(Source material):
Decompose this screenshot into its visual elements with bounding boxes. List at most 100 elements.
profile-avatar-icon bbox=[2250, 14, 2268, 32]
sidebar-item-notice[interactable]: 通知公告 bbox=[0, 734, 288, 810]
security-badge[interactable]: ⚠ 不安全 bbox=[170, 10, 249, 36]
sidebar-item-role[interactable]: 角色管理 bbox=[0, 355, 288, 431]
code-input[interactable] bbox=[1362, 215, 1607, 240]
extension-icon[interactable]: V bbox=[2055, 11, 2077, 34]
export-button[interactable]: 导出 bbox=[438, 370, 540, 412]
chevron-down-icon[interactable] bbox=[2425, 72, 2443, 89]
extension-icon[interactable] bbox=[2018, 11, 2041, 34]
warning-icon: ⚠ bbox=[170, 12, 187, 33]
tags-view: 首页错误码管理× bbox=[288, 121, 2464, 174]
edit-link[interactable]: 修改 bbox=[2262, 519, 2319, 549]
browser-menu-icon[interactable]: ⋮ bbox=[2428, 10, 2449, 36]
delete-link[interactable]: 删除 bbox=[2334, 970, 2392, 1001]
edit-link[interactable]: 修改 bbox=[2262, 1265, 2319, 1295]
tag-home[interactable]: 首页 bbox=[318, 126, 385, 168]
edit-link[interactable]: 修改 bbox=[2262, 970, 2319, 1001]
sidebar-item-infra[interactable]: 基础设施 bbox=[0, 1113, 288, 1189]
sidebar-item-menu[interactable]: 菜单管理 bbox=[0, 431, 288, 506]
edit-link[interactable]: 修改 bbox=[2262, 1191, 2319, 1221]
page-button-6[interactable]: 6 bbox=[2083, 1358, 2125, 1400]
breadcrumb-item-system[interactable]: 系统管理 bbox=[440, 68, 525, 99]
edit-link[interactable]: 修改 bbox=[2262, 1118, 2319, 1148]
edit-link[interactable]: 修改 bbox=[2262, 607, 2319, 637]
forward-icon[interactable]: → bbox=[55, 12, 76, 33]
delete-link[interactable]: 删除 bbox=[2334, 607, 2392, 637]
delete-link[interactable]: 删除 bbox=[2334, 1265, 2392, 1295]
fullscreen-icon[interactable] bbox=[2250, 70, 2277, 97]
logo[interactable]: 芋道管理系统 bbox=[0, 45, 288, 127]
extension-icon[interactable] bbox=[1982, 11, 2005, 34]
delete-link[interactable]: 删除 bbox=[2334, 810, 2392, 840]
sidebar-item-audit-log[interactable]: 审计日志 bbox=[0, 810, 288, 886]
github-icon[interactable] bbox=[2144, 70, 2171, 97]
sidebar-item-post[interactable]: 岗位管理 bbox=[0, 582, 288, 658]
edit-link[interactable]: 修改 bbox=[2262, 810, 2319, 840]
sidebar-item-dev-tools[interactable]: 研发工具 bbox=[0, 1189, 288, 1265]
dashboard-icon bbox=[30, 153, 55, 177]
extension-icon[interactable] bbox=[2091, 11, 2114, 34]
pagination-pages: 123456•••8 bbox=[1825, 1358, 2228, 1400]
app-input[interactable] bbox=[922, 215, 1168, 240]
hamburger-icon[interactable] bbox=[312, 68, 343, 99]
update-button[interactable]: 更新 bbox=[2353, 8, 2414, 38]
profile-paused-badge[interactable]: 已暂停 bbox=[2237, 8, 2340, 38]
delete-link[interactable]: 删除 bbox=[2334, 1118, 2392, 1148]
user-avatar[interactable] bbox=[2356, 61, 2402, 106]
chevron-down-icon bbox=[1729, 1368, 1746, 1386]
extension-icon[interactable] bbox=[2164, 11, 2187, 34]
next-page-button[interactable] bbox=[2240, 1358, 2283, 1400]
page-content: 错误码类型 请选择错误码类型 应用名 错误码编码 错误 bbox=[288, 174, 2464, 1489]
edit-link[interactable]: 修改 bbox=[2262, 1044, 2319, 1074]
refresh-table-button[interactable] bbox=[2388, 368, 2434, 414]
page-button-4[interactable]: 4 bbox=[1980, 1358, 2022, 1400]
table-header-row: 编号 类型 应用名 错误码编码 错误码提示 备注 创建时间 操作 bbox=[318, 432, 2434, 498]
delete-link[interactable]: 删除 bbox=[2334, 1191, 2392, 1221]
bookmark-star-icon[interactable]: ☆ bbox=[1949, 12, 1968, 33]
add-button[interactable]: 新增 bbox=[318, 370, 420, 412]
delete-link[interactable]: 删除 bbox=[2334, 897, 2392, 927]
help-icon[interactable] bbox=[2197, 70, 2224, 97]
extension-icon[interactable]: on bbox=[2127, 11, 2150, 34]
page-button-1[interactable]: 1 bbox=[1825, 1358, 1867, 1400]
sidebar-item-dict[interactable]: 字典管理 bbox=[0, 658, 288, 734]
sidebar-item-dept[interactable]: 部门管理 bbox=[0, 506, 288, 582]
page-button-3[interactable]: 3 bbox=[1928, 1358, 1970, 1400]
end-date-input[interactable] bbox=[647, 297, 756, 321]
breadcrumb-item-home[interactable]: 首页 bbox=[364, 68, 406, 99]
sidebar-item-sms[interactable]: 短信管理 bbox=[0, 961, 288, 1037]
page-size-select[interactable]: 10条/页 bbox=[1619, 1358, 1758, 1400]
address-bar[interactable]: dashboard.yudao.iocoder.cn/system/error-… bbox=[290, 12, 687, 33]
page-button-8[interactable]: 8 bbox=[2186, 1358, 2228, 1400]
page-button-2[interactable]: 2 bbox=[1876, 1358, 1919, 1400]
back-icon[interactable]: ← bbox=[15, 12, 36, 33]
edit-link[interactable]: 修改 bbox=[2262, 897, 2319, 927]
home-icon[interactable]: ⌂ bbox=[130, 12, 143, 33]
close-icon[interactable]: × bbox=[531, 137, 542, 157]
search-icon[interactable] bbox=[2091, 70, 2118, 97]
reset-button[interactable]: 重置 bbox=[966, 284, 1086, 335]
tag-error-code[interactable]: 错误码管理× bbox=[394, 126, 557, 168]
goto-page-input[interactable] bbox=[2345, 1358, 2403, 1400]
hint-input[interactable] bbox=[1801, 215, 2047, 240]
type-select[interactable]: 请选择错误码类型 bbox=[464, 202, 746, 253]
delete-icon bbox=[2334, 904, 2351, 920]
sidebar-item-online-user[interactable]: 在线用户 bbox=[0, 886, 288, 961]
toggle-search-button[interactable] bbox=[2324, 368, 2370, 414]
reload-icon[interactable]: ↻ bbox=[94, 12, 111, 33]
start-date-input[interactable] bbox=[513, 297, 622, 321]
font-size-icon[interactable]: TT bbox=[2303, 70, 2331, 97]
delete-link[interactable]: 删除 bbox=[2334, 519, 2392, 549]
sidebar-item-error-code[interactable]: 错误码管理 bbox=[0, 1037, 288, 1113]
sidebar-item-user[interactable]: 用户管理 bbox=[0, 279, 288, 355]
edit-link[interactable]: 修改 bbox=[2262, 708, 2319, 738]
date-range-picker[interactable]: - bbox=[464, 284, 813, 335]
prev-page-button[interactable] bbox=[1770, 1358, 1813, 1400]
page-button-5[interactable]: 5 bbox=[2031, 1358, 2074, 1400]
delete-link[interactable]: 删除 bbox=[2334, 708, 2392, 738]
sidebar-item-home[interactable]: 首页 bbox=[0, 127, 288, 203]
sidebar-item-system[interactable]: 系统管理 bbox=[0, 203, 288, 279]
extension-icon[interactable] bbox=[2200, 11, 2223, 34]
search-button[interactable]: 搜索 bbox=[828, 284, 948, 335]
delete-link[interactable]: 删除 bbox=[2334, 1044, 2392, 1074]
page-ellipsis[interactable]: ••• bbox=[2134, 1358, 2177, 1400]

(What the task asks):
Set down the material above line for line, without altering anything.

(Answer in full):
Decompose this screenshot into its visual elements with bounding boxes. List at most 100 elements.
profile-avatar-icon bbox=[2250, 14, 2268, 32]
sidebar-item-notice[interactable]: 通知公告 bbox=[0, 734, 288, 810]
security-badge[interactable]: ⚠ 不安全 bbox=[170, 10, 249, 36]
sidebar-item-role[interactable]: 角色管理 bbox=[0, 355, 288, 431]
code-input[interactable] bbox=[1362, 215, 1607, 240]
extension-icon[interactable]: V bbox=[2055, 11, 2077, 34]
export-button[interactable]: 导出 bbox=[438, 370, 540, 412]
chevron-down-icon[interactable] bbox=[2425, 72, 2443, 89]
extension-icon[interactable] bbox=[2018, 11, 2041, 34]
warning-icon: ⚠ bbox=[170, 12, 187, 33]
tags-view: 首页错误码管理× bbox=[288, 121, 2464, 174]
edit-link[interactable]: 修改 bbox=[2262, 519, 2319, 549]
browser-menu-icon[interactable]: ⋮ bbox=[2428, 10, 2449, 36]
delete-link[interactable]: 删除 bbox=[2334, 970, 2392, 1001]
edit-link[interactable]: 修改 bbox=[2262, 1265, 2319, 1295]
tag-home[interactable]: 首页 bbox=[318, 126, 385, 168]
edit-link[interactable]: 修改 bbox=[2262, 970, 2319, 1001]
sidebar-item-infra[interactable]: 基础设施 bbox=[0, 1113, 288, 1189]
sidebar-item-menu[interactable]: 菜单管理 bbox=[0, 431, 288, 506]
edit-link[interactable]: 修改 bbox=[2262, 1191, 2319, 1221]
page-button-6[interactable]: 6 bbox=[2083, 1358, 2125, 1400]
breadcrumb-item-system[interactable]: 系统管理 bbox=[440, 68, 525, 99]
edit-link[interactable]: 修改 bbox=[2262, 1118, 2319, 1148]
edit-link[interactable]: 修改 bbox=[2262, 607, 2319, 637]
forward-icon[interactable]: → bbox=[55, 12, 76, 33]
delete-link[interactable]: 删除 bbox=[2334, 607, 2392, 637]
delete-link[interactable]: 删除 bbox=[2334, 1265, 2392, 1295]
fullscreen-icon[interactable] bbox=[2250, 70, 2277, 97]
logo[interactable]: 芋道管理系统 bbox=[0, 45, 288, 127]
extension-icon[interactable] bbox=[1982, 11, 2005, 34]
delete-link[interactable]: 删除 bbox=[2334, 810, 2392, 840]
sidebar-item-audit-log[interactable]: 审计日志 bbox=[0, 810, 288, 886]
github-icon[interactable] bbox=[2144, 70, 2171, 97]
sidebar-item-post[interactable]: 岗位管理 bbox=[0, 582, 288, 658]
edit-link[interactable]: 修改 bbox=[2262, 810, 2319, 840]
sidebar-item-dev-tools[interactable]: 研发工具 bbox=[0, 1189, 288, 1265]
dashboard-icon bbox=[30, 153, 55, 177]
extension-icon[interactable] bbox=[2091, 11, 2114, 34]
pagination-pages: 123456•••8 bbox=[1825, 1358, 2228, 1400]
app-input[interactable] bbox=[922, 215, 1168, 240]
hamburger-icon[interactable] bbox=[312, 68, 343, 99]
update-button[interactable]: 更新 bbox=[2353, 8, 2414, 38]
profile-paused-badge[interactable]: 已暂停 bbox=[2237, 8, 2340, 38]
delete-link[interactable]: 删除 bbox=[2334, 1118, 2392, 1148]
user-avatar[interactable] bbox=[2356, 61, 2402, 106]
chevron-down-icon bbox=[1729, 1368, 1746, 1386]
extension-icon[interactable] bbox=[2164, 11, 2187, 34]
next-page-button[interactable] bbox=[2240, 1358, 2283, 1400]
page-content: 错误码类型 请选择错误码类型 应用名 错误码编码 错误 bbox=[288, 174, 2464, 1489]
edit-link[interactable]: 修改 bbox=[2262, 1044, 2319, 1074]
refresh-table-button[interactable] bbox=[2388, 368, 2434, 414]
page-button-4[interactable]: 4 bbox=[1980, 1358, 2022, 1400]
table-header-row: 编号 类型 应用名 错误码编码 错误码提示 备注 创建时间 操作 bbox=[318, 432, 2434, 498]
delete-link[interactable]: 删除 bbox=[2334, 1191, 2392, 1221]
bookmark-star-icon[interactable]: ☆ bbox=[1949, 12, 1968, 33]
add-button[interactable]: 新增 bbox=[318, 370, 420, 412]
delete-link[interactable]: 删除 bbox=[2334, 897, 2392, 927]
help-icon[interactable] bbox=[2197, 70, 2224, 97]
extension-icon[interactable]: on bbox=[2127, 11, 2150, 34]
page-button-1[interactable]: 1 bbox=[1825, 1358, 1867, 1400]
sidebar-item-dict[interactable]: 字典管理 bbox=[0, 658, 288, 734]
sidebar-item-dept[interactable]: 部门管理 bbox=[0, 506, 288, 582]
page-button-3[interactable]: 3 bbox=[1928, 1358, 1970, 1400]
end-date-input[interactable] bbox=[647, 297, 756, 321]
breadcrumb-item-home[interactable]: 首页 bbox=[364, 68, 406, 99]
sidebar-item-sms[interactable]: 短信管理 bbox=[0, 961, 288, 1037]
page-size-select[interactable]: 10条/页 bbox=[1619, 1358, 1758, 1400]
address-bar[interactable]: dashboard.yudao.iocoder.cn/system/error-… bbox=[290, 12, 687, 33]
page-button-8[interactable]: 8 bbox=[2186, 1358, 2228, 1400]
page-button-2[interactable]: 2 bbox=[1876, 1358, 1919, 1400]
back-icon[interactable]: ← bbox=[15, 12, 36, 33]
edit-link[interactable]: 修改 bbox=[2262, 897, 2319, 927]
home-icon[interactable]: ⌂ bbox=[130, 12, 143, 33]
close-icon[interactable]: × bbox=[531, 137, 542, 157]
search-icon[interactable] bbox=[2091, 70, 2118, 97]
reset-button[interactable]: 重置 bbox=[966, 284, 1086, 335]
tag-error-code[interactable]: 错误码管理× bbox=[394, 126, 557, 168]
goto-page-input[interactable] bbox=[2345, 1358, 2403, 1400]
hint-input[interactable] bbox=[1801, 215, 2047, 240]
type-select[interactable]: 请选择错误码类型 bbox=[464, 202, 746, 253]
delete-icon bbox=[2334, 904, 2351, 920]
sidebar-item-online-user[interactable]: 在线用户 bbox=[0, 886, 288, 961]
toggle-search-button[interactable] bbox=[2324, 368, 2370, 414]
reload-icon[interactable]: ↻ bbox=[94, 12, 111, 33]
start-date-input[interactable] bbox=[513, 297, 622, 321]
font-size-icon[interactable]: TT bbox=[2303, 70, 2331, 97]
delete-link[interactable]: 删除 bbox=[2334, 519, 2392, 549]
sidebar-item-error-code[interactable]: 错误码管理 bbox=[0, 1037, 288, 1113]
sidebar-item-user[interactable]: 用户管理 bbox=[0, 279, 288, 355]
edit-link[interactable]: 修改 bbox=[2262, 708, 2319, 738]
date-range-picker[interactable]: - bbox=[464, 284, 813, 335]
prev-page-button[interactable] bbox=[1770, 1358, 1813, 1400]
page-button-5[interactable]: 5 bbox=[2031, 1358, 2074, 1400]
delete-link[interactable]: 删除 bbox=[2334, 708, 2392, 738]
sidebar-item-home[interactable]: 首页 bbox=[0, 127, 288, 203]
sidebar-item-system[interactable]: 系统管理 bbox=[0, 203, 288, 279]
extension-icon[interactable] bbox=[2200, 11, 2223, 34]
search-button[interactable]: 搜索 bbox=[828, 284, 948, 335]
delete-link[interactable]: 删除 bbox=[2334, 1044, 2392, 1074]
page-ellipsis[interactable]: ••• bbox=[2134, 1358, 2177, 1400]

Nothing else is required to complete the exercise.